Collect all lines below with the string "marker".

• **Extracts from a graphics dataset**:

[start]

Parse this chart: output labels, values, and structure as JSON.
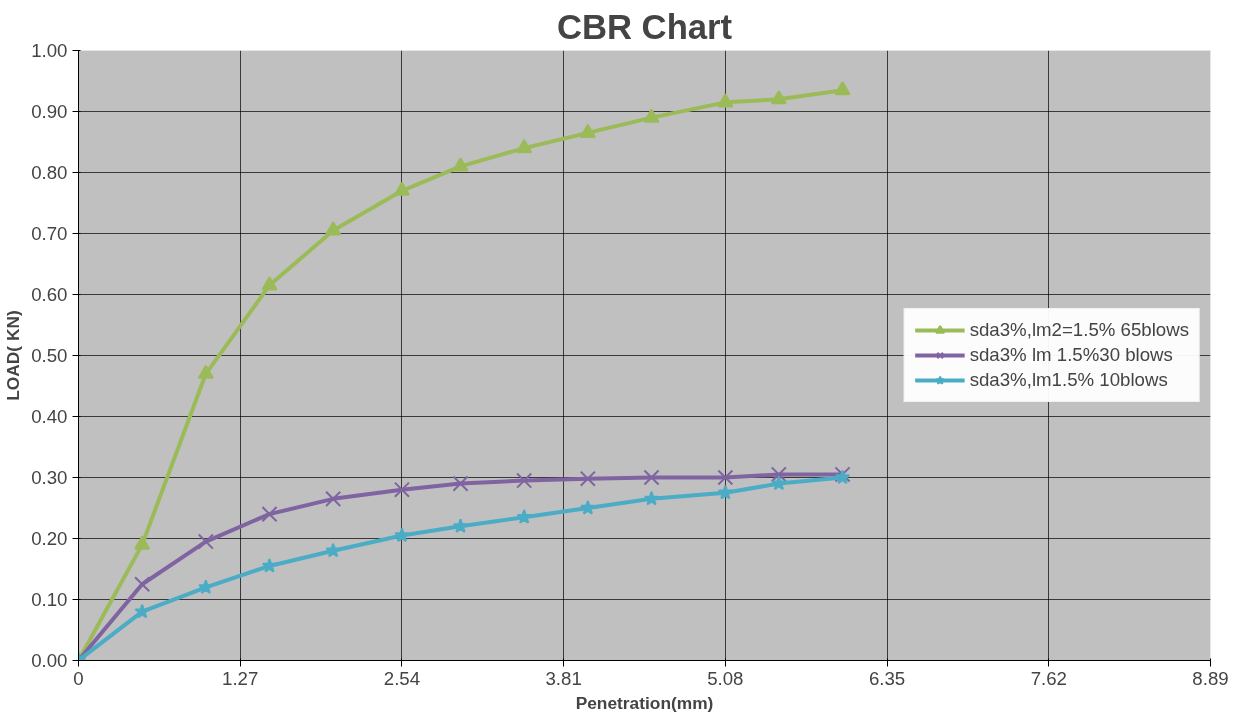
{
  "chart_data": {
    "type": "line",
    "title": "CBR Chart",
    "xlabel": "Penetration(mm)",
    "ylabel": "LOAD( KN)",
    "x": [
      0,
      0.5,
      1,
      1.5,
      2,
      2.54,
      3,
      3.5,
      4,
      4.5,
      5.08,
      5.5,
      6
    ],
    "series": [
      {
        "name": "sda3%,lm2=1.5% 65blows",
        "color": "#9bbb59",
        "marker": "triangle",
        "values": [
          0,
          0.19,
          0.47,
          0.615,
          0.705,
          0.77,
          0.81,
          0.84,
          0.865,
          0.89,
          0.915,
          0.92,
          0.935
        ]
      },
      {
        "name": "sda3% lm 1.5%30 blows",
        "color": "#8064a2",
        "marker": "cross",
        "values": [
          0,
          0.125,
          0.195,
          0.24,
          0.265,
          0.28,
          0.29,
          0.295,
          0.298,
          0.3,
          0.3,
          0.305,
          0.305
        ]
      },
      {
        "name": "sda3%,lm1.5% 10blows",
        "color": "#4bacc6",
        "marker": "star",
        "values": [
          0,
          0.08,
          0.12,
          0.155,
          0.18,
          0.205,
          0.22,
          0.235,
          0.25,
          0.265,
          0.275,
          0.29,
          0.3
        ]
      }
    ],
    "xlim": [
      0,
      8.89
    ],
    "xticks": [
      0,
      1.27,
      2.54,
      3.81,
      5.08,
      6.35,
      7.62,
      8.89
    ],
    "ylim": [
      0,
      1
    ],
    "yticks": [
      {
        "value": 0,
        "label": "0.00"
      },
      {
        "value": 0.1,
        "label": "0.10"
      },
      {
        "value": 0.2,
        "label": "0.20"
      },
      {
        "value": 0.3,
        "label": "0.30"
      },
      {
        "value": 0.4,
        "label": "0.40"
      },
      {
        "value": 0.5,
        "label": "0.50"
      },
      {
        "value": 0.6,
        "label": "0.60"
      },
      {
        "value": 0.7,
        "label": "0.70"
      },
      {
        "value": 0.8,
        "label": "0.80"
      },
      {
        "value": 0.9,
        "label": "0.90"
      },
      {
        "value": 1,
        "label": "1.00"
      }
    ],
    "grid": true,
    "legend": "right",
    "line_style": "solid"
  }
}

[end]

• **Problem solution**:
        "marker": "triangle",
        "marker": "cross",
        "marker": "star",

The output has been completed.